### Written exercise
Return the whole listing exactly as it stands.

(Some records)
§
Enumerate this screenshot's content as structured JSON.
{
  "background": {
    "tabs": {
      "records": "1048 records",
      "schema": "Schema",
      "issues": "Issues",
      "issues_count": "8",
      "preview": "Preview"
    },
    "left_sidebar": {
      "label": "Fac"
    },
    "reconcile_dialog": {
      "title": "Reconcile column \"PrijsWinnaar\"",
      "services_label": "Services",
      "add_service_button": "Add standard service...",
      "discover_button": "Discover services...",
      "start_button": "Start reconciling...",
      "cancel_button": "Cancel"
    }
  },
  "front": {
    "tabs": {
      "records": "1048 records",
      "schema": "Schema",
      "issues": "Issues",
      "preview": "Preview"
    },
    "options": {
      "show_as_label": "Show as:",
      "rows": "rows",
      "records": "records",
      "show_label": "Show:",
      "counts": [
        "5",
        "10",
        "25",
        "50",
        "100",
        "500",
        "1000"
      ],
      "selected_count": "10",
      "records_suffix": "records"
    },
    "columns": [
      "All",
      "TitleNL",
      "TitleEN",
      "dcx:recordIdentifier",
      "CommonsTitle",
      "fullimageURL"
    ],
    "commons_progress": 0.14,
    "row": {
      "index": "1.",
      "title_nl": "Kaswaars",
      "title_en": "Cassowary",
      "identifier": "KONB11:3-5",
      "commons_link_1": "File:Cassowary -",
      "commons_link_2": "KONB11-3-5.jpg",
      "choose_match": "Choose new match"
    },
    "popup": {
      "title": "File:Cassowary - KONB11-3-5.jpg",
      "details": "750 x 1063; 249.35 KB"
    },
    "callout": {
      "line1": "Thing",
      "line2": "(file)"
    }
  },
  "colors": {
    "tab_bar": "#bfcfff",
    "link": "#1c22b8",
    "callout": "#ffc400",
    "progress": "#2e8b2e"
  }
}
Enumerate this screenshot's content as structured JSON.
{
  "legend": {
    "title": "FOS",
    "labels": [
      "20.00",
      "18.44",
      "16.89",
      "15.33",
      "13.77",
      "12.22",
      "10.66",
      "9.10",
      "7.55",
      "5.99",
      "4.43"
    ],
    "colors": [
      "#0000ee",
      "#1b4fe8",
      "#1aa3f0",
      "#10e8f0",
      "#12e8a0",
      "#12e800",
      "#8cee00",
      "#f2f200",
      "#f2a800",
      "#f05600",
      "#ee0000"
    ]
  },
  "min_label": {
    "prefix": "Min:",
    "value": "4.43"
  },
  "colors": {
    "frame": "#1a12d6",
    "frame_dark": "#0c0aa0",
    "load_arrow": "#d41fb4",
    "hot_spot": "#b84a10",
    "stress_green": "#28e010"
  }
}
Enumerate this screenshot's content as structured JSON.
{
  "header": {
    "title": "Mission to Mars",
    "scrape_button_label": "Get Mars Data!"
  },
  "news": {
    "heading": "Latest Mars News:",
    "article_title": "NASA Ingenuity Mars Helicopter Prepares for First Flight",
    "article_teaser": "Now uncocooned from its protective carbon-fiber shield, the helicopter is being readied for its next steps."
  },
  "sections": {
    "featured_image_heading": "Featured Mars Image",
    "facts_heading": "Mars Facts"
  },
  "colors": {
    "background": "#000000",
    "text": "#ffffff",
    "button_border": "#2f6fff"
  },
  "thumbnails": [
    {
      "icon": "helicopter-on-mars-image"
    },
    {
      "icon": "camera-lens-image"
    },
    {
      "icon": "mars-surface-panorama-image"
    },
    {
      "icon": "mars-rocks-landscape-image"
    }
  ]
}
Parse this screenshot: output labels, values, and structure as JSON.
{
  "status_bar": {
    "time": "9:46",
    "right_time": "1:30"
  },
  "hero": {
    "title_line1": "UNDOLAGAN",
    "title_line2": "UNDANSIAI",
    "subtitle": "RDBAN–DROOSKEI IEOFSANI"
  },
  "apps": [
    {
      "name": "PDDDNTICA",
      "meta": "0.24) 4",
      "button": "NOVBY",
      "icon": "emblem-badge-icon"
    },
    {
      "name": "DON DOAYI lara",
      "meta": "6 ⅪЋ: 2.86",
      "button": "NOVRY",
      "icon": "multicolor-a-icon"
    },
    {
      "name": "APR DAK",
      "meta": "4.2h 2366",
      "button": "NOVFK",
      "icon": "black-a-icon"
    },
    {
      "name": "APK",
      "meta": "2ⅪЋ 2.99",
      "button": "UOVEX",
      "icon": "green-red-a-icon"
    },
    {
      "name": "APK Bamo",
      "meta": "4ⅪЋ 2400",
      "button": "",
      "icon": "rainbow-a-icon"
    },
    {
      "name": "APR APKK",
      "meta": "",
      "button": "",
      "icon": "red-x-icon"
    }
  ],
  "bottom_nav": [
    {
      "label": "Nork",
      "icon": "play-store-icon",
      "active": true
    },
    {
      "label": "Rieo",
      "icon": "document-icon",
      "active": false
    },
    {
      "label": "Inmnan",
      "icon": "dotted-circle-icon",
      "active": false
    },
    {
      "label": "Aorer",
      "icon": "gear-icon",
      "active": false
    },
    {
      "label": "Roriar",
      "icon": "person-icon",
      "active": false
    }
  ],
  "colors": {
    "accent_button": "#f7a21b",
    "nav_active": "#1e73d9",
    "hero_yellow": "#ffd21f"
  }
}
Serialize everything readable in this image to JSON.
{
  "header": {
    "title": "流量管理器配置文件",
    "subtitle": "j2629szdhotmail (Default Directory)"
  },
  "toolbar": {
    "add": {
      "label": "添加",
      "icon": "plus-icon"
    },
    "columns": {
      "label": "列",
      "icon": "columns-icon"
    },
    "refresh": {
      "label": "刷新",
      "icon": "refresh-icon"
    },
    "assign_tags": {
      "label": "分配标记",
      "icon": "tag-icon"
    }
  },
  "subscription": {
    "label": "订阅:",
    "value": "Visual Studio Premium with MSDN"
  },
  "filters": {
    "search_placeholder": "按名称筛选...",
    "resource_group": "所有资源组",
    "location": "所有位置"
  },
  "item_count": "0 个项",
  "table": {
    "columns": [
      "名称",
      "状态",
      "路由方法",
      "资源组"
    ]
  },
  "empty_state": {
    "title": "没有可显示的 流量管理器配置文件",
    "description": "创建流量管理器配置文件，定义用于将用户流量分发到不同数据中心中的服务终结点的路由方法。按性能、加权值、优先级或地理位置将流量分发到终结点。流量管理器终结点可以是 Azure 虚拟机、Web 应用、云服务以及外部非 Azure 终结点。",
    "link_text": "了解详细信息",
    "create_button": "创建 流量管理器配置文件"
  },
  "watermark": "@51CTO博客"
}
§
### Task output
Enumerate this screenshot's content as structured JSON.
{
  "background": {
    "tabs": {
      "records": "1048 records",
      "schema": "Schema",
      "issues": "Issues",
      "issues_count": "8",
      "preview": "Preview"
    },
    "left_sidebar": {
      "label": "Fac"
    },
    "reconcile_dialog": {
      "title": "Reconcile column \"PrijsWinnaar\"",
      "services_label": "Services",
      "add_service_button": "Add standard service...",
      "discover_button": "Discover services...",
      "start_button": "Start reconciling...",
      "cancel_button": "Cancel"
    }
  },
  "front": {
    "tabs": {
      "records": "1048 records",
      "schema": "Schema",
      "issues": "Issues",
      "preview": "Preview"
    },
    "options": {
      "show_as_label": "Show as:",
      "rows": "rows",
      "records": "records",
      "show_label": "Show:",
      "counts": [
        "5",
        "10",
        "25",
        "50",
        "100",
        "500",
        "1000"
      ],
      "selected_count": "10",
      "records_suffix": "records"
    },
    "columns": [
      "All",
      "TitleNL",
      "TitleEN",
      "dcx:recordIdentifier",
      "CommonsTitle",
      "fullimageURL"
    ],
    "commons_progress": 0.14,
    "row": {
      "index": "1.",
      "title_nl": "Kaswaars",
      "title_en": "Cassowary",
      "identifier": "KONB11:3-5",
      "commons_link_1": "File:Cassowary -",
      "commons_link_2": "KONB11-3-5.jpg",
      "choose_match": "Choose new match"
    },
    "popup": {
      "title": "File:Cassowary - KONB11-3-5.jpg",
      "details": "750 x 1063; 249.35 KB"
    },
    "callout": {
      "line1": "Thing",
      "line2": "(file)"
    }
  },
  "colors": {
    "tab_bar": "#bfcfff",
    "link": "#1c22b8",
    "callout": "#ffc400",
    "progress": "#2e8b2e"
  }
}
Enumerate this screenshot's content as structured JSON.
{
  "legend": {
    "title": "FOS",
    "labels": [
      "20.00",
      "18.44",
      "16.89",
      "15.33",
      "13.77",
      "12.22",
      "10.66",
      "9.10",
      "7.55",
      "5.99",
      "4.43"
    ],
    "colors": [
      "#0000ee",
      "#1b4fe8",
      "#1aa3f0",
      "#10e8f0",
      "#12e8a0",
      "#12e800",
      "#8cee00",
      "#f2f200",
      "#f2a800",
      "#f05600",
      "#ee0000"
    ]
  },
  "min_label": {
    "prefix": "Min:",
    "value": "4.43"
  },
  "colors": {
    "frame": "#1a12d6",
    "frame_dark": "#0c0aa0",
    "load_arrow": "#d41fb4",
    "hot_spot": "#b84a10",
    "stress_green": "#28e010"
  }
}
Enumerate this screenshot's content as structured JSON.
{
  "header": {
    "title": "Mission to Mars",
    "scrape_button_label": "Get Mars Data!"
  },
  "news": {
    "heading": "Latest Mars News:",
    "article_title": "NASA Ingenuity Mars Helicopter Prepares for First Flight",
    "article_teaser": "Now uncocooned from its protective carbon-fiber shield, the helicopter is being readied for its next steps."
  },
  "sections": {
    "featured_image_heading": "Featured Mars Image",
    "facts_heading": "Mars Facts"
  },
  "colors": {
    "background": "#000000",
    "text": "#ffffff",
    "button_border": "#2f6fff"
  },
  "thumbnails": [
    {
      "icon": "helicopter-on-mars-image"
    },
    {
      "icon": "camera-lens-image"
    },
    {
      "icon": "mars-surface-panorama-image"
    },
    {
      "icon": "mars-rocks-landscape-image"
    }
  ]
}
Parse this screenshot: output labels, values, and structure as JSON.
{
  "status_bar": {
    "time": "9:46",
    "right_time": "1:30"
  },
  "hero": {
    "title_line1": "UNDOLAGAN",
    "title_line2": "UNDANSIAI",
    "subtitle": "RDBAN–DROOSKEI IEOFSANI"
  },
  "apps": [
    {
      "name": "PDDDNTICA",
      "meta": "0.24) 4",
      "button": "NOVBY",
      "icon": "emblem-badge-icon"
    },
    {
      "name": "DON DOAYI lara",
      "meta": "6 ⅪЋ: 2.86",
      "button": "NOVRY",
      "icon": "multicolor-a-icon"
    },
    {
      "name": "APR DAK",
      "meta": "4.2h 2366",
      "button": "NOVFK",
      "icon": "black-a-icon"
    },
    {
      "name": "APK",
      "meta": "2ⅪЋ 2.99",
      "button": "UOVEX",
      "icon": "green-red-a-icon"
    },
    {
      "name": "APK Bamo",
      "meta": "4ⅪЋ 2400",
      "button": "",
      "icon": "rainbow-a-icon"
    },
    {
      "name": "APR APKK",
      "meta": "",
      "button": "",
      "icon": "red-x-icon"
    }
  ],
  "bottom_nav": [
    {
      "label": "Nork",
      "icon": "play-store-icon",
      "active": true
    },
    {
      "label": "Rieo",
      "icon": "document-icon",
      "active": false
    },
    {
      "label": "Inmnan",
      "icon": "dotted-circle-icon",
      "active": false
    },
    {
      "label": "Aorer",
      "icon": "gear-icon",
      "active": false
    },
    {
      "label": "Roriar",
      "icon": "person-icon",
      "active": false
    }
  ],
  "colors": {
    "accent_button": "#f7a21b",
    "nav_active": "#1e73d9",
    "hero_yellow": "#ffd21f"
  }
}
Serialize everything readable in this image to JSON.
{
  "header": {
    "title": "流量管理器配置文件",
    "subtitle": "j2629szdhotmail (Default Directory)"
  },
  "toolbar": {
    "add": {
      "label": "添加",
      "icon": "plus-icon"
    },
    "columns": {
      "label": "列",
      "icon": "columns-icon"
    },
    "refresh": {
      "label": "刷新",
      "icon": "refresh-icon"
    },
    "assign_tags": {
      "label": "分配标记",
      "icon": "tag-icon"
    }
  },
  "subscription": {
    "label": "订阅:",
    "value": "Visual Studio Premium with MSDN"
  },
  "filters": {
    "search_placeholder": "按名称筛选...",
    "resource_group": "所有资源组",
    "location": "所有位置"
  },
  "item_count": "0 个项",
  "table": {
    "columns": [
      "名称",
      "状态",
      "路由方法",
      "资源组"
    ]
  },
  "empty_state": {
    "title": "没有可显示的 流量管理器配置文件",
    "description": "创建流量管理器配置文件，定义用于将用户流量分发到不同数据中心中的服务终结点的路由方法。按性能、加权值、优先级或地理位置将流量分发到终结点。流量管理器终结点可以是 Azure 虚拟机、Web 应用、云服务以及外部非 Azure 终结点。",
    "link_text": "了解详细信息",
    "create_button": "创建 流量管理器配置文件"
  },
  "watermark": "@51CTO博客"
}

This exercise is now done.